Search the records below for the word "katta" and show every line where it occurs.

> [Material to process]
----------------

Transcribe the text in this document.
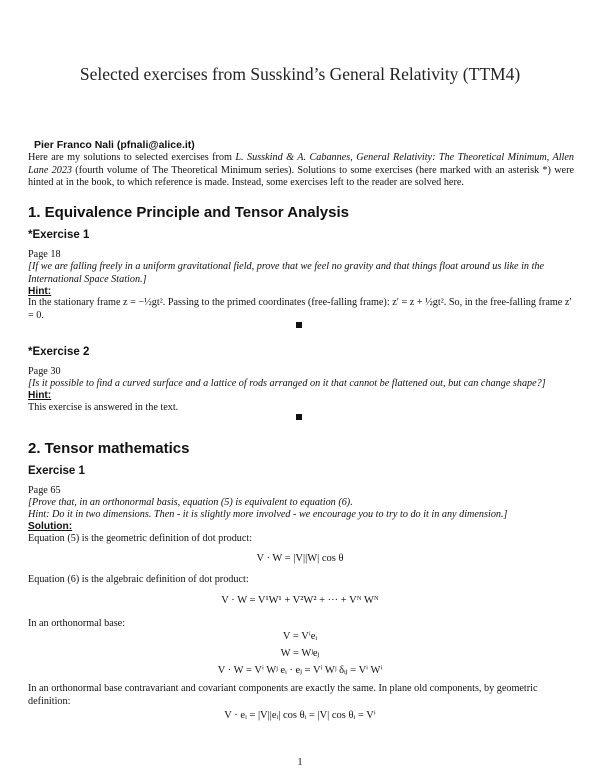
Selected exercises from Susskind’s General Relativity (TTM4)
Pier Franco Nali (pfnali@alice.it)
Here are my solutions to selected exercises from L. Susskind & A. Cabannes, General Relativity: The Theoretical Minimum, Allen Lane 2023 (fourth volume of The Theoretical Minimum series). Solutions to some exercises (here marked with an asterisk *) were hinted at in the book, to which reference is made. Instead, some exercises left to the reader are solved here.
1. Equivalence Principle and Tensor Analysis
*Exercise 1
Page 18
[If we are falling freely in a uniform gravitational field, prove that we feel no gravity and that things float around us like in the International Space Station.]
Hint:
In the stationary frame z = −½gt². Passing to the primed coordinates (free-falling frame): z′ = z + ½gt². So, in the free-falling frame z′ = 0.
*Exercise 2
Page 30
[Is it possible to find a curved surface and a lattice of rods arranged on it that cannot be flattened out, but can change shape?]
Hint:
This exercise is answered in the text.
2. Tensor mathematics
Exercise 1
Page 65
[Prove that, in an orthonormal basis, equation (5) is equivalent to equation (6).
Hint: Do it in two dimensions. Then - it is slightly more involved - we encourage you to try to do it in any dimension.]
Solution:
Equation (5) is the geometric definition of dot product:
V · W = |V||W| cos θ
Equation (6) is the algebraic definition of dot product:
V · W = V¹W¹ + V²W² + ··· + Vᴺ Wᴺ
In an orthonormal base:
V = Vⁱeᵢ
W = Wʲeⱼ
V · W = Vⁱ Wʲ eᵢ · eⱼ = Vⁱ Wʲ δᵢⱼ = Vⁱ Wⁱ
In an orthonormal base contravariant and covariant components are exactly the same. In plane old components, by geometric definition:
V · eᵢ = |V||eᵢ| cos θᵢ = |V| cos θᵢ = Vⁱ
1
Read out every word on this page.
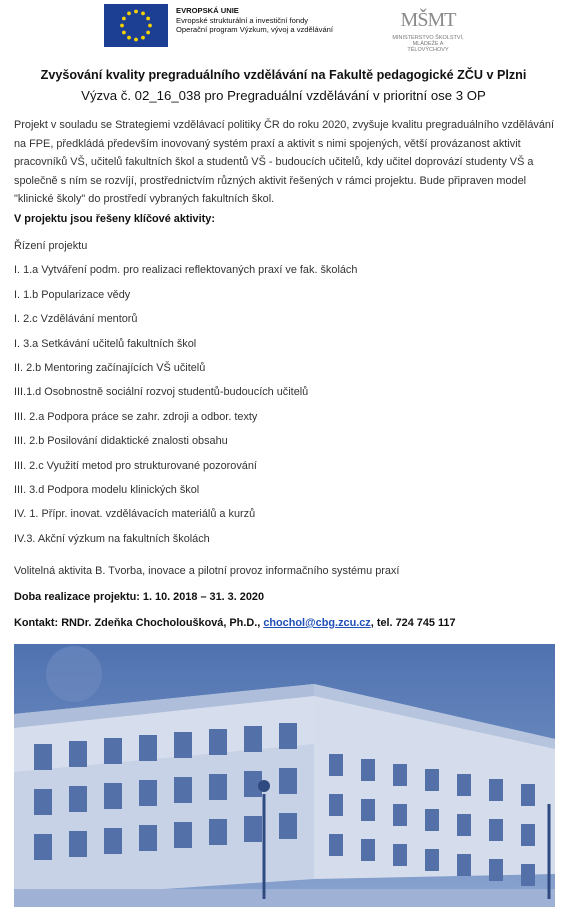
EVROPSKÁ UNIE
Evropské strukturální a investiční fondy
Operační program Výzkum, vývoj a vzdělávání	MŠMT
MINISTERSTVO ŠKOLSTVÍ,
MLÁDEŽE A TĚLOVÝCHOVY
Zvyšování kvality pregraduálního vzdělávání na Fakultě pedagogické ZČU v Plzni
Výzva č. 02_16_038 pro Pregraduální vzdělávání v prioritní ose 3 OP
Projekt v souladu se Strategiemi vzdělávací politiky ČR do roku 2020, zvyšuje kvalitu pregraduálního vzdělávání na FPE, předkládá především inovovaný systém praxí a aktivit s nimi spojených, větší provázanost aktivit pracovníků VŠ, učitelů fakultních škol a studentů VŠ - budoucích učitelů, kdy učitel doprovází studenty VŠ a společně s ním se rozvíjí, prostřednictvím různých aktivit řešených v rámci projektu. Bude připraven model "klinické školy" do prostředí vybraných fakultních škol.
V projektu jsou řešeny klíčové aktivity:
Řízení projektu
I. 1.a Vytváření podm. pro realizaci reflektovaných praxí ve fak. školách
I. 1.b Popularizace vědy
I. 2.c Vzdělávání mentorů
I. 3.a Setkávání učitelů fakultních škol
II. 2.b Mentoring začínajících VŠ učitelů
III.1.d Osobnostně sociální rozvoj studentů-budoucích učitelů
III. 2.a Podpora práce se zahr. zdroji a odbor. texty
III. 2.b Posilování didaktické znalosti obsahu
III. 2.c Využití metod pro strukturované pozorování
III. 3.d Podpora modelu klinických škol
IV. 1. Přípr. inovat. vzdělávacích materiálů a kurzů
IV.3. Akční výzkum na fakultních školách
Volitelná aktivita B. Tvorba, inovace a pilotní provoz informačního systému praxí
Doba realizace projektu: 1. 10. 2018 – 31. 3. 2020
Kontakt: RNDr. Zdeňka Chocholoušková, Ph.D., chochol@cbg.zcu.cz, tel. 724 745 117
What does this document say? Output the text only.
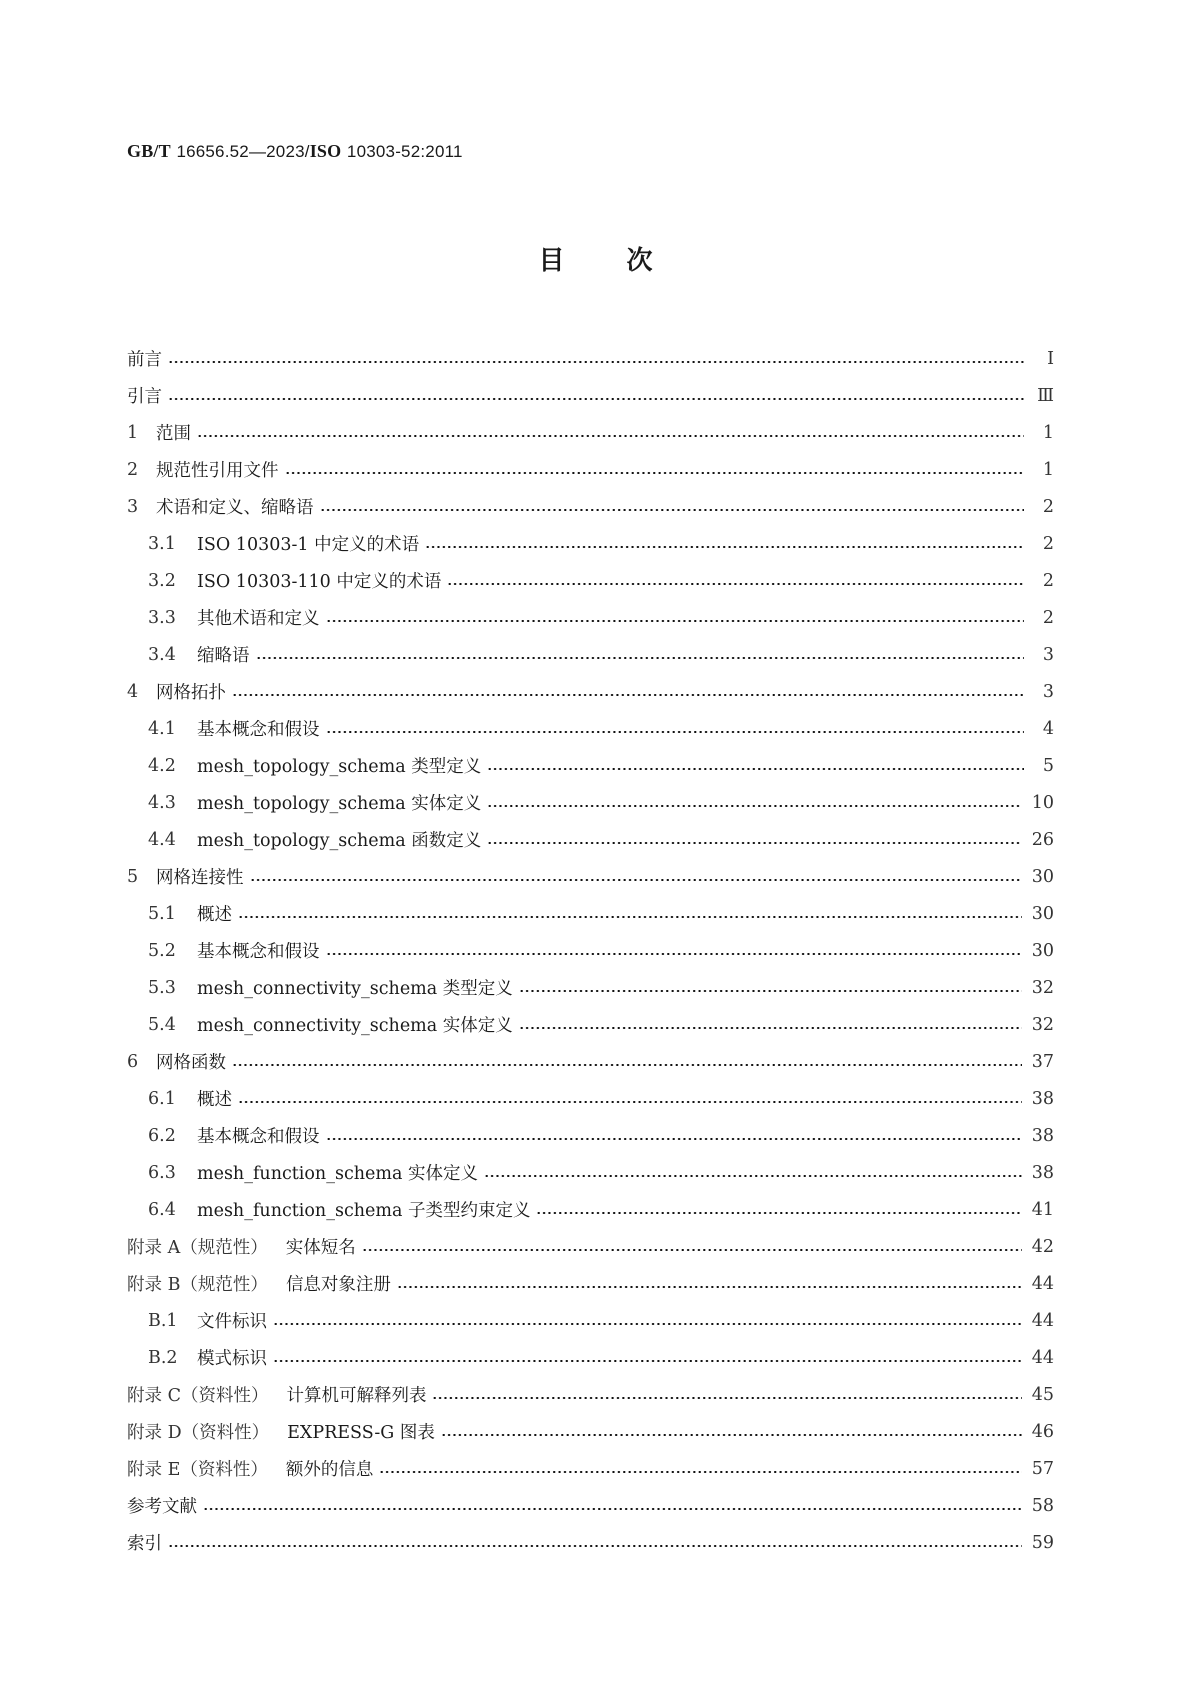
GB/T 16656.52—2023/ISO 10303-52:2011
目 次
前言	Ⅰ
引言	Ⅲ
1	范围	1
2	规范性引用文件	1
3	术语和定义、缩略语	2
3.1	ISO 10303-1 中定义的术语	2
3.2	ISO 10303-110 中定义的术语	2
3.3	其他术语和定义	2
3.4	缩略语	3
4	网格拓扑	3
4.1	基本概念和假设	4
4.2	mesh_topology_schema 类型定义	5
4.3	mesh_topology_schema 实体定义	10
4.4	mesh_topology_schema 函数定义	26
5	网格连接性	30
5.1	概述	30
5.2	基本概念和假设	30
5.3	mesh_connectivity_schema 类型定义	32
5.4	mesh_connectivity_schema 实体定义	32
6	网格函数	37
6.1	概述	38
6.2	基本概念和假设	38
6.3	mesh_function_schema 实体定义	38
6.4	mesh_function_schema 子类型约束定义	41
附录 A（规范性） 实体短名	42
附录 B（规范性） 信息对象注册	44
B.1	文件标识	44
B.2	模式标识	44
附录 C（资料性） 计算机可解释列表	45
附录 D（资料性） EXPRESS-G 图表	46
附录 E（资料性） 额外的信息	57
参考文献	58
索引	59
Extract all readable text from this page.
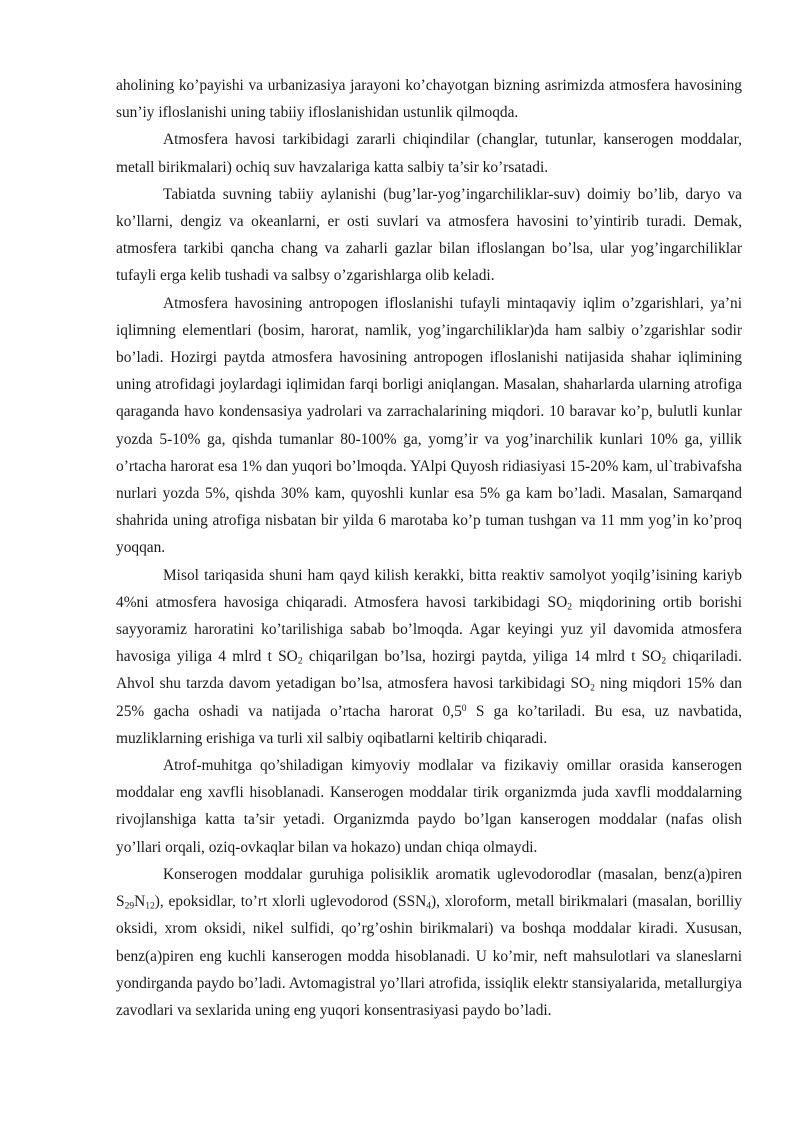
aholining ko’payishi va urbanizasiya jarayoni ko’chayotgan bizning asrimizda atmosfera havosining sun’iy ifloslanishi uning tabiiy ifloslanishidan ustunlik qilmoqda.

Atmosfera havosi tarkibidagi zararli chiqindilar (changlar, tutunlar, kanserogen moddalar, metall birikmalari) ochiq suv havzalariga katta salbiy ta’sir ko’rsatadi.

Tabiatda suvning tabiiy aylanishi (bug’lar-yog’ingarchiliklar-suv) doimiy bo’lib, daryo va ko’llarni, dengiz va okeanlarni, er osti suvlari va atmosfera havosini to’yintirib turadi. Demak, atmosfera tarkibi qancha chang va zaharli gazlar bilan ifloslangan bo’lsa, ular yog’ingarchiliklar tufayli erga kelib tushadi va salbsy o’zgarishlarga olib keladi.

Atmosfera havosining antropogen ifloslanishi tufayli mintaqaviy iqlim o’zgarishlari, ya’ni iqlimning elementlari (bosim, harorat, namlik, yog’ingarchiliklar)da ham salbiy o’zgarishlar sodir bo’ladi. Hozirgi paytda atmosfera havosining antropogen ifloslanishi natijasida shahar iqlimining uning atrofidagi joylardagi iqlimidan farqi borligi aniqlangan. Masalan, shaharlarda ularning atrofiga qaraganda havo kondensasiya yadrolari va zarrachalarining miqdori. 10 baravar ko’p, bulutli kunlar yozda 5-10% ga, qishda tumanlar 80-100% ga, yomg’ir va yog’inarchilik kunlari 10% ga, yillik o’rtacha harorat esa 1% dan yuqori bo’lmoqda. YAlpi Quyosh ridiasiyasi 15-20% kam, ul`trabivafsha nurlari yozda 5%, qishda 30% kam, quyoshli kunlar esa 5% ga kam bo’ladi. Masalan, Samarqand shahrida uning atrofiga nisbatan bir yilda 6 marotaba ko’p tuman tushgan va 11 mm yog’in ko’proq yoqqan.

Misol tariqasida shuni ham qayd kilish kerakki, bitta reaktiv samolyot yoqilg’isining kariyb 4%ni atmosfera havosiga chiqaradi. Atmosfera havosi tarkibidagi $SO_2$ miqdorining ortib borishi sayyoramiz haroratini ko’tarilishiga sabab bo’lmoqda. Agar keyingi yuz yil davomida atmosfera havosiga yiliga 4 mlrd t $SO_2$ chiqarilgan bo’lsa, hozirgi paytda, yiliga 14 mlrd t $SO_2$ chiqariladi. Ahvol shu tarzda davom yetadigan bo’lsa, atmosfera havosi tarkibidagi $SO_2$ ning miqdori 15% dan 25% gacha oshadi va natijada o’rtacha harorat $0,5^0$ S ga ko’tariladi. Bu esa, uz navbatida, muzliklarning erishiga va turli xil salbiy oqibatlarni keltirib chiqaradi.

Atrof-muhitga qo’shiladigan kimyoviy modlalar va fizikaviy omillar orasida kanserogen moddalar eng xavfli hisoblanadi. Kanserogen moddalar tirik organizmda juda xavfli moddalarning rivojlanshiga katta ta’sir yetadi. Organizmda paydo bo’lgan kanserogen moddalar (nafas olish yo’llari orqali, oziq-ovkaqlar bilan va hokazo) undan chiqa olmaydi.

Konserogen moddalar guruhiga polisiklik aromatik uglevodorodlar (masalan, benz(a)piren $S_{29}N_{12}$), epoksidlar, to’rt xlorli uglevodorod $(SSN_4)$, xloroform, metall birikmalari (masalan, borilliy oksidi, xrom oksidi, nikel sulfidi, qo’rg’oshin birikmalari) va boshqa moddalar kiradi. Xususan, benz(a)piren eng kuchli kanserogen modda hisoblanadi. U ko’mir, neft mahsulotlari va slaneslarni yondirganda paydo bo’ladi. Avtomagistral yo’llari atrofida, issiqlik elektr stansiyalarida, metallurgiya zavodlari va sexlarida uning eng yuqori konsentrasiyasi paydo bo’ladi.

----------------

> [Complete response]
Atmosfera havosi tarkibidagi zararli chiqindilar (changlar, tutunlar, kanserogen moddalar, metall birikmalari) ochiq suv havzalariga katta salbiy ta’sir ko’rsatadi.
Atrof-muhitga qo’shiladigan kimyoviy modlalar va fizikaviy omillar orasida kanserogen moddalar eng xavfli hisoblanadi. Kanserogen moddalar tirik organizmda juda xavfli moddalarning rivojlanshiga katta ta’sir yetadi. Organizmda paydo bo’lgan kanserogen moddalar (nafas olish yo’llari orqali, oziq-ovkaqlar bilan va hokazo) undan chiqa olmaydi.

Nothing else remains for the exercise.